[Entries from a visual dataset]
════════

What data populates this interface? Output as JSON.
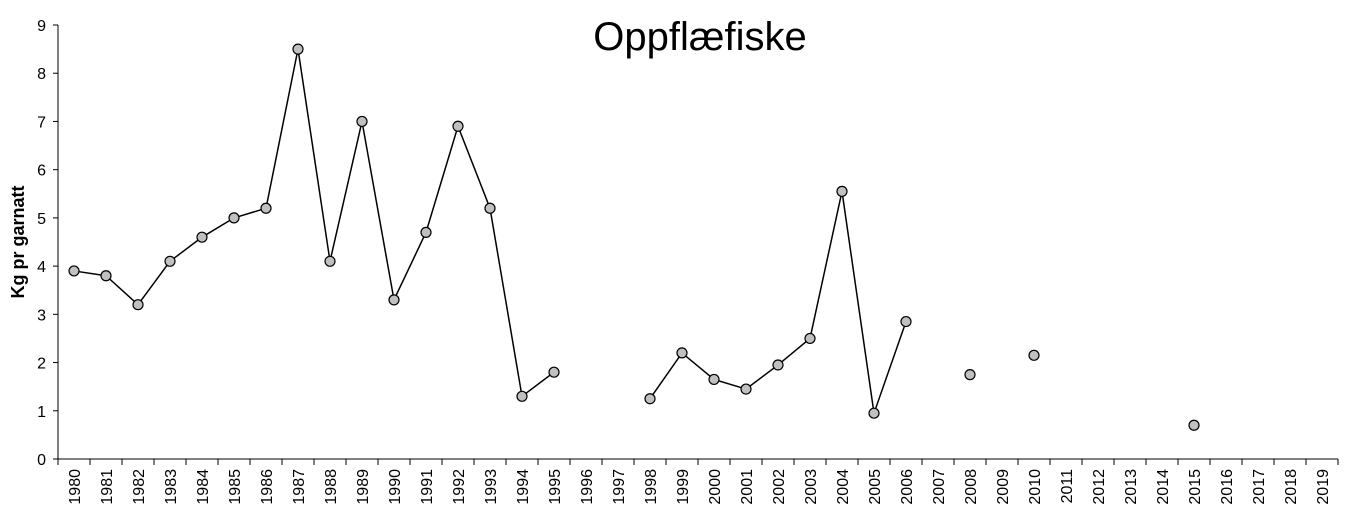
{
  "chart_data": {
    "type": "line",
    "title": "Oppflæfiske",
    "y_label": "Kg pr garnatt",
    "categories": [
      "1980",
      "1981",
      "1982",
      "1983",
      "1984",
      "1985",
      "1986",
      "1987",
      "1988",
      "1989",
      "1990",
      "1991",
      "1992",
      "1993",
      "1994",
      "1995",
      "1996",
      "1997",
      "1998",
      "1999",
      "2000",
      "2001",
      "2002",
      "2003",
      "2004",
      "2005",
      "2006",
      "2007",
      "2008",
      "2009",
      "2010",
      "2011",
      "2012",
      "2013",
      "2014",
      "2015",
      "2016",
      "2017",
      "2018",
      "2019"
    ],
    "values": [
      3.9,
      3.8,
      3.2,
      4.1,
      4.6,
      5.0,
      5.2,
      8.5,
      4.1,
      7.0,
      3.3,
      4.7,
      6.9,
      5.2,
      1.3,
      1.8,
      null,
      null,
      1.25,
      2.2,
      1.65,
      1.45,
      1.95,
      2.5,
      5.55,
      0.95,
      2.85,
      null,
      1.75,
      null,
      2.15,
      null,
      null,
      null,
      null,
      0.7,
      null,
      null,
      null,
      null
    ],
    "color": "#000000",
    "marker_color": "#c0c0c0",
    "ylim": [
      0,
      9
    ],
    "yticks": [
      0,
      1,
      2,
      3,
      4,
      5,
      6,
      7,
      8,
      9
    ],
    "grid": false
  }
}
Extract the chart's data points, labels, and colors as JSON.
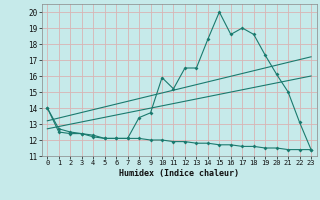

════════

▶ **Task goal**:
Leave out the pictures and copy every record above exactly.

▶ **Task result**:
What data populates this interface? Output as JSON.
{
  "chart_data": {
    "type": "line",
    "title": "Oppflæfiske",
    "y_label": "Kg pr garnatt",
    "categories": [
      "1980",
      "1981",
      "1982",
      "1983",
      "1984",
      "1985",
      "1986",
      "1987",
      "1988",
      "1989",
      "1990",
      "1991",
      "1992",
      "1993",
      "1994",
      "1995",
      "1996",
      "1997",
      "1998",
      "1999",
      "2000",
      "2001",
      "2002",
      "2003",
      "2004",
      "2005",
      "2006",
      "2007",
      "2008",
      "2009",
      "2010",
      "2011",
      "2012",
      "2013",
      "2014",
      "2015",
      "2016",
      "2017",
      "2018",
      "2019"
    ],
    "values": [
      3.9,
      3.8,
      3.2,
      4.1,
      4.6,
      5.0,
      5.2,
      8.5,
      4.1,
      7.0,
      3.3,
      4.7,
      6.9,
      5.2,
      1.3,
      1.8,
      null,
      null,
      1.25,
      2.2,
      1.65,
      1.45,
      1.95,
      2.5,
      5.55,
      0.95,
      2.85,
      null,
      1.75,
      null,
      2.15,
      null,
      null,
      null,
      null,
      0.7,
      null,
      null,
      null,
      null
    ],
    "color": "#000000",
    "marker_color": "#c0c0c0",
    "ylim": [
      0,
      9
    ],
    "yticks": [
      0,
      1,
      2,
      3,
      4,
      5,
      6,
      7,
      8,
      9
    ],
    "grid": false
  }
}
Extract the chart's data points, labels, and colors as JSON.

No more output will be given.